> [Requirement]
What follows is a listing. Return every line of it exactly.
# Start of Stored rows
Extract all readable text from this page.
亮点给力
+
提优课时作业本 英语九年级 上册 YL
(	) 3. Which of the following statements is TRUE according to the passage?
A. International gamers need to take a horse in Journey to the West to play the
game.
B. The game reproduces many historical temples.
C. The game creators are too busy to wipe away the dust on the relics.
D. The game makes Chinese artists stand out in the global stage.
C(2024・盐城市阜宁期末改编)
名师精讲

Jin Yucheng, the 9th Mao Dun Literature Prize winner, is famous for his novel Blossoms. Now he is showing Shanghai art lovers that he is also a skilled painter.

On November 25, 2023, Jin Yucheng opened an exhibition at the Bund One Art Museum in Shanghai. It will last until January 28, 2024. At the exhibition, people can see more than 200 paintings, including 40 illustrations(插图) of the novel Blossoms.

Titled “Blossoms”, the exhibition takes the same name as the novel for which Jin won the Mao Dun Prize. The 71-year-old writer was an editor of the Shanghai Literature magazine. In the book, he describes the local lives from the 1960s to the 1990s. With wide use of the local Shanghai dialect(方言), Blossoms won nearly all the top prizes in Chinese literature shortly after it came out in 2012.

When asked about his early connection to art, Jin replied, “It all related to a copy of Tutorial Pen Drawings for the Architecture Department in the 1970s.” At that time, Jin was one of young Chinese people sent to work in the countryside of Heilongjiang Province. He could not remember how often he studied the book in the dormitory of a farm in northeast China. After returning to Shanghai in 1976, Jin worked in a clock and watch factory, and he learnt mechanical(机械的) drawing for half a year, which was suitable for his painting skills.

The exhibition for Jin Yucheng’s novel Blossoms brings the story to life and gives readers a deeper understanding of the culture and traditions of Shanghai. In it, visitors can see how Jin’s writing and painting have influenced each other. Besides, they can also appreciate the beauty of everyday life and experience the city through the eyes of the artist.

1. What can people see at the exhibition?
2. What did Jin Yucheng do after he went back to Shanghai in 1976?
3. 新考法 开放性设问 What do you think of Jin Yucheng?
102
# End of Stored rows
> [Answer to the exercise]
Extract all readable text from this page.
亮点给力
+
提优课时作业本 英语九年级 上册 YL
(	) 3. Which of the following statements is TRUE according to the passage?
A. International gamers need to take a horse in Journey to the West to play the
game.
B. The game reproduces many historical temples.
C. The game creators are too busy to wipe away the dust on the relics.
D. The game makes Chinese artists stand out in the global stage.
C(2024・盐城市阜宁期末改编)
名师精讲

Jin Yucheng, the 9th Mao Dun Literature Prize winner, is famous for his novel Blossoms. Now he is showing Shanghai art lovers that he is also a skilled painter.

On November 25, 2023, Jin Yucheng opened an exhibition at the Bund One Art Museum in Shanghai. It will last until January 28, 2024. At the exhibition, people can see more than 200 paintings, including 40 illustrations(插图) of the novel Blossoms.

Titled “Blossoms”, the exhibition takes the same name as the novel for which Jin won the Mao Dun Prize. The 71-year-old writer was an editor of the Shanghai Literature magazine. In the book, he describes the local lives from the 1960s to the 1990s. With wide use of the local Shanghai dialect(方言), Blossoms won nearly all the top prizes in Chinese literature shortly after it came out in 2012.

When asked about his early connection to art, Jin replied, “It all related to a copy of Tutorial Pen Drawings for the Architecture Department in the 1970s.” At that time, Jin was one of young Chinese people sent to work in the countryside of Heilongjiang Province. He could not remember how often he studied the book in the dormitory of a farm in northeast China. After returning to Shanghai in 1976, Jin worked in a clock and watch factory, and he learnt mechanical(机械的) drawing for half a year, which was suitable for his painting skills.

The exhibition for Jin Yucheng’s novel Blossoms brings the story to life and gives readers a deeper understanding of the culture and traditions of Shanghai. In it, visitors can see how Jin’s writing and painting have influenced each other. Besides, they can also appreciate the beauty of everyday life and experience the city through the eyes of the artist.

1. What can people see at the exhibition?
2. What did Jin Yucheng do after he went back to Shanghai in 1976?
3. 新考法 开放性设问 What do you think of Jin Yucheng?
102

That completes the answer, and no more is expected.